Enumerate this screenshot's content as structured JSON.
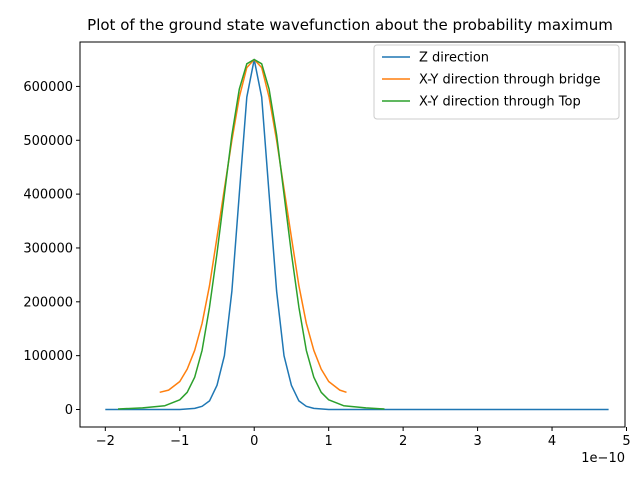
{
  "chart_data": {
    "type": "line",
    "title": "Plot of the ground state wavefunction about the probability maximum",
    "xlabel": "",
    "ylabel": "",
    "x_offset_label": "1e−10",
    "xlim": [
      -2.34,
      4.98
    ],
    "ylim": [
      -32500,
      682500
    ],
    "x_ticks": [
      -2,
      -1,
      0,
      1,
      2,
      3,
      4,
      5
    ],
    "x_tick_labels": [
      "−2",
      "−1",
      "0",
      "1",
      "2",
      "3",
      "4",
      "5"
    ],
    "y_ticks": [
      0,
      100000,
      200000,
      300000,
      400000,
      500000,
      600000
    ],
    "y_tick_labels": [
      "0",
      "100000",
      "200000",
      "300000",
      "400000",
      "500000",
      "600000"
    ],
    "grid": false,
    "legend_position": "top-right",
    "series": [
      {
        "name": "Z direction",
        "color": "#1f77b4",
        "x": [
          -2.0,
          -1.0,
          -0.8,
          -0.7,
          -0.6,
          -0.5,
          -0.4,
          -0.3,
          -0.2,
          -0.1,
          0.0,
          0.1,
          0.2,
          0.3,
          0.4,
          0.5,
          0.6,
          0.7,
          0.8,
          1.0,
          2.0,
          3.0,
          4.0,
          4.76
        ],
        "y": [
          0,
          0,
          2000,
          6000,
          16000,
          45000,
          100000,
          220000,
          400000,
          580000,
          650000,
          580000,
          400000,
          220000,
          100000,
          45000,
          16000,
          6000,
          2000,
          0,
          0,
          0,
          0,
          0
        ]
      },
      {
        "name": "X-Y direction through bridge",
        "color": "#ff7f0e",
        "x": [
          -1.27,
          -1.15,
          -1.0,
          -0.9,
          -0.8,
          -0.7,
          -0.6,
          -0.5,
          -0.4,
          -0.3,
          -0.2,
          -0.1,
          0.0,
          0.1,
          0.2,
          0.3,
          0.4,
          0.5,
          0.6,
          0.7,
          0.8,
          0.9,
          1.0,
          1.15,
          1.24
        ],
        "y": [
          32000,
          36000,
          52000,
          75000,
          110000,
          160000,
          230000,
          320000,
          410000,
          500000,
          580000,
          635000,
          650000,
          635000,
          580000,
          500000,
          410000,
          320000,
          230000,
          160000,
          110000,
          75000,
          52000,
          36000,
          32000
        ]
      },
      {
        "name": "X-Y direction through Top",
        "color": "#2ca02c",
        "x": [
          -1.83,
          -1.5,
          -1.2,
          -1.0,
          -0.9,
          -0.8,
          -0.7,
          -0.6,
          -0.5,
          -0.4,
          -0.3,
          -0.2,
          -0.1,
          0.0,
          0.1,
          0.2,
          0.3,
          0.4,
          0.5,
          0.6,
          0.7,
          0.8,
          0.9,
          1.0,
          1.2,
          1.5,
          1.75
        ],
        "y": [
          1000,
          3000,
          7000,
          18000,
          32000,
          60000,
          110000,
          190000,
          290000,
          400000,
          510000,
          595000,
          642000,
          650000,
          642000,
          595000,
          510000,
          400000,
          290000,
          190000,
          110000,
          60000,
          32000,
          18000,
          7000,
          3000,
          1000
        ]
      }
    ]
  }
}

::::

» REQUIREMENTS: Write out the full set of lines verbatim, without the pictures.

» ANSWER FOR THE TASK:
Enumerate this screenshot's content as structured JSON.
{
  "chart_data": {
    "type": "line",
    "title": "Plot of the ground state wavefunction about the probability maximum",
    "xlabel": "",
    "ylabel": "",
    "x_offset_label": "1e−10",
    "xlim": [
      -2.34,
      4.98
    ],
    "ylim": [
      -32500,
      682500
    ],
    "x_ticks": [
      -2,
      -1,
      0,
      1,
      2,
      3,
      4,
      5
    ],
    "x_tick_labels": [
      "−2",
      "−1",
      "0",
      "1",
      "2",
      "3",
      "4",
      "5"
    ],
    "y_ticks": [
      0,
      100000,
      200000,
      300000,
      400000,
      500000,
      600000
    ],
    "y_tick_labels": [
      "0",
      "100000",
      "200000",
      "300000",
      "400000",
      "500000",
      "600000"
    ],
    "grid": false,
    "legend_position": "top-right",
    "series": [
      {
        "name": "Z direction",
        "color": "#1f77b4",
        "x": [
          -2.0,
          -1.0,
          -0.8,
          -0.7,
          -0.6,
          -0.5,
          -0.4,
          -0.3,
          -0.2,
          -0.1,
          0.0,
          0.1,
          0.2,
          0.3,
          0.4,
          0.5,
          0.6,
          0.7,
          0.8,
          1.0,
          2.0,
          3.0,
          4.0,
          4.76
        ],
        "y": [
          0,
          0,
          2000,
          6000,
          16000,
          45000,
          100000,
          220000,
          400000,
          580000,
          650000,
          580000,
          400000,
          220000,
          100000,
          45000,
          16000,
          6000,
          2000,
          0,
          0,
          0,
          0,
          0
        ]
      },
      {
        "name": "X-Y direction through bridge",
        "color": "#ff7f0e",
        "x": [
          -1.27,
          -1.15,
          -1.0,
          -0.9,
          -0.8,
          -0.7,
          -0.6,
          -0.5,
          -0.4,
          -0.3,
          -0.2,
          -0.1,
          0.0,
          0.1,
          0.2,
          0.3,
          0.4,
          0.5,
          0.6,
          0.7,
          0.8,
          0.9,
          1.0,
          1.15,
          1.24
        ],
        "y": [
          32000,
          36000,
          52000,
          75000,
          110000,
          160000,
          230000,
          320000,
          410000,
          500000,
          580000,
          635000,
          650000,
          635000,
          580000,
          500000,
          410000,
          320000,
          230000,
          160000,
          110000,
          75000,
          52000,
          36000,
          32000
        ]
      },
      {
        "name": "X-Y direction through Top",
        "color": "#2ca02c",
        "x": [
          -1.83,
          -1.5,
          -1.2,
          -1.0,
          -0.9,
          -0.8,
          -0.7,
          -0.6,
          -0.5,
          -0.4,
          -0.3,
          -0.2,
          -0.1,
          0.0,
          0.1,
          0.2,
          0.3,
          0.4,
          0.5,
          0.6,
          0.7,
          0.8,
          0.9,
          1.0,
          1.2,
          1.5,
          1.75
        ],
        "y": [
          1000,
          3000,
          7000,
          18000,
          32000,
          60000,
          110000,
          190000,
          290000,
          400000,
          510000,
          595000,
          642000,
          650000,
          642000,
          595000,
          510000,
          400000,
          290000,
          190000,
          110000,
          60000,
          32000,
          18000,
          7000,
          3000,
          1000
        ]
      }
    ]
  }
}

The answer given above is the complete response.